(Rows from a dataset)

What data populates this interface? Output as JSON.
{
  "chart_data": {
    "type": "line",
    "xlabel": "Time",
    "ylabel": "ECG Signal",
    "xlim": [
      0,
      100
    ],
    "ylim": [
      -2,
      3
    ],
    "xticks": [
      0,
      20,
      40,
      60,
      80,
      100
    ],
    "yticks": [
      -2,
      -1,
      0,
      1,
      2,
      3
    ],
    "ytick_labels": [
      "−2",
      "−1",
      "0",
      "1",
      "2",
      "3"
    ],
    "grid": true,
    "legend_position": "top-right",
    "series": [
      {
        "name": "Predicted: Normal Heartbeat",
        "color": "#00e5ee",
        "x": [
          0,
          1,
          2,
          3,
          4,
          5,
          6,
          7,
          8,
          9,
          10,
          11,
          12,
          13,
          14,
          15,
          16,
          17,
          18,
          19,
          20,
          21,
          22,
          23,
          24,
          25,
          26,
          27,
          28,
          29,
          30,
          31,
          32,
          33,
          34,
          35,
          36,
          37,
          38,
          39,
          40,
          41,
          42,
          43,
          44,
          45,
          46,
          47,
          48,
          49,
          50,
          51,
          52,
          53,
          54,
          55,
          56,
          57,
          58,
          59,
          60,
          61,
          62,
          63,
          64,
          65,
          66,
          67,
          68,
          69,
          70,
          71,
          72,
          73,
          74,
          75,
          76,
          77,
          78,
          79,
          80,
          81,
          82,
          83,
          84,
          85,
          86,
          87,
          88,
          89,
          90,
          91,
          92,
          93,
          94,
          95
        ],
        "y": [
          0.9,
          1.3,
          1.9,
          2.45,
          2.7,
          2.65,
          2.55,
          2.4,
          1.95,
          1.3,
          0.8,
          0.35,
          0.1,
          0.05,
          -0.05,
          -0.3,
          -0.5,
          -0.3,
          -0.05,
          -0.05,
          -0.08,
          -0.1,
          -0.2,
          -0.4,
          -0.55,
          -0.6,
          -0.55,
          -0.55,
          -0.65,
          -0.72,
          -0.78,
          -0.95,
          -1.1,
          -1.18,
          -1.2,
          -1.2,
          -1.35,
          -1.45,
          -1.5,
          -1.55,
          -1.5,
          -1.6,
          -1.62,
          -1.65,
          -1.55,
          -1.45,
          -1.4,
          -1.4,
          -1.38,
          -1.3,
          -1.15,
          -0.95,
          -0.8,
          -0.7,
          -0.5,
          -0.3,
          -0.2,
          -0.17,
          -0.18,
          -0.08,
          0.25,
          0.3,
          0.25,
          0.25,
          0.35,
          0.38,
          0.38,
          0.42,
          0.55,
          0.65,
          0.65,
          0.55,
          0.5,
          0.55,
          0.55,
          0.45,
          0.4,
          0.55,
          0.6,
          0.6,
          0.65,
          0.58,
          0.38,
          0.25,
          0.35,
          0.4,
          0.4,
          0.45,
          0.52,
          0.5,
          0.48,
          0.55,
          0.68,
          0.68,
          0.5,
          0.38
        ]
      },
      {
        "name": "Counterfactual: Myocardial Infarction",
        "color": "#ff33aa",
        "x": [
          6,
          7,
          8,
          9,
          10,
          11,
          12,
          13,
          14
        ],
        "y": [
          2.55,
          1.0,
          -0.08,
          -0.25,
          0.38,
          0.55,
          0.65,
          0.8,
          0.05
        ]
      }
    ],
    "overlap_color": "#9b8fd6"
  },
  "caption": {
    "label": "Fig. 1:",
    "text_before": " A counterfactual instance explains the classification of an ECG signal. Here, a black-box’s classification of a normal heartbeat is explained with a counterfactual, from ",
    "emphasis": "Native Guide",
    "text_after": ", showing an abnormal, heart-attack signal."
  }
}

- Task instructions: Your task is to retype all the records above with nothing left out.

- Result of the exercise:
What data populates this interface? Output as JSON.
{
  "chart_data": {
    "type": "line",
    "xlabel": "Time",
    "ylabel": "ECG Signal",
    "xlim": [
      0,
      100
    ],
    "ylim": [
      -2,
      3
    ],
    "xticks": [
      0,
      20,
      40,
      60,
      80,
      100
    ],
    "yticks": [
      -2,
      -1,
      0,
      1,
      2,
      3
    ],
    "ytick_labels": [
      "−2",
      "−1",
      "0",
      "1",
      "2",
      "3"
    ],
    "grid": true,
    "legend_position": "top-right",
    "series": [
      {
        "name": "Predicted: Normal Heartbeat",
        "color": "#00e5ee",
        "x": [
          0,
          1,
          2,
          3,
          4,
          5,
          6,
          7,
          8,
          9,
          10,
          11,
          12,
          13,
          14,
          15,
          16,
          17,
          18,
          19,
          20,
          21,
          22,
          23,
          24,
          25,
          26,
          27,
          28,
          29,
          30,
          31,
          32,
          33,
          34,
          35,
          36,
          37,
          38,
          39,
          40,
          41,
          42,
          43,
          44,
          45,
          46,
          47,
          48,
          49,
          50,
          51,
          52,
          53,
          54,
          55,
          56,
          57,
          58,
          59,
          60,
          61,
          62,
          63,
          64,
          65,
          66,
          67,
          68,
          69,
          70,
          71,
          72,
          73,
          74,
          75,
          76,
          77,
          78,
          79,
          80,
          81,
          82,
          83,
          84,
          85,
          86,
          87,
          88,
          89,
          90,
          91,
          92,
          93,
          94,
          95
        ],
        "y": [
          0.9,
          1.3,
          1.9,
          2.45,
          2.7,
          2.65,
          2.55,
          2.4,
          1.95,
          1.3,
          0.8,
          0.35,
          0.1,
          0.05,
          -0.05,
          -0.3,
          -0.5,
          -0.3,
          -0.05,
          -0.05,
          -0.08,
          -0.1,
          -0.2,
          -0.4,
          -0.55,
          -0.6,
          -0.55,
          -0.55,
          -0.65,
          -0.72,
          -0.78,
          -0.95,
          -1.1,
          -1.18,
          -1.2,
          -1.2,
          -1.35,
          -1.45,
          -1.5,
          -1.55,
          -1.5,
          -1.6,
          -1.62,
          -1.65,
          -1.55,
          -1.45,
          -1.4,
          -1.4,
          -1.38,
          -1.3,
          -1.15,
          -0.95,
          -0.8,
          -0.7,
          -0.5,
          -0.3,
          -0.2,
          -0.17,
          -0.18,
          -0.08,
          0.25,
          0.3,
          0.25,
          0.25,
          0.35,
          0.38,
          0.38,
          0.42,
          0.55,
          0.65,
          0.65,
          0.55,
          0.5,
          0.55,
          0.55,
          0.45,
          0.4,
          0.55,
          0.6,
          0.6,
          0.65,
          0.58,
          0.38,
          0.25,
          0.35,
          0.4,
          0.4,
          0.45,
          0.52,
          0.5,
          0.48,
          0.55,
          0.68,
          0.68,
          0.5,
          0.38
        ]
      },
      {
        "name": "Counterfactual: Myocardial Infarction",
        "color": "#ff33aa",
        "x": [
          6,
          7,
          8,
          9,
          10,
          11,
          12,
          13,
          14
        ],
        "y": [
          2.55,
          1.0,
          -0.08,
          -0.25,
          0.38,
          0.55,
          0.65,
          0.8,
          0.05
        ]
      }
    ],
    "overlap_color": "#9b8fd6"
  },
  "caption": {
    "label": "Fig. 1:",
    "text_before": " A counterfactual instance explains the classification of an ECG signal. Here, a black-box’s classification of a normal heartbeat is explained with a counterfactual, from ",
    "emphasis": "Native Guide",
    "text_after": ", showing an abnormal, heart-attack signal."
  }
}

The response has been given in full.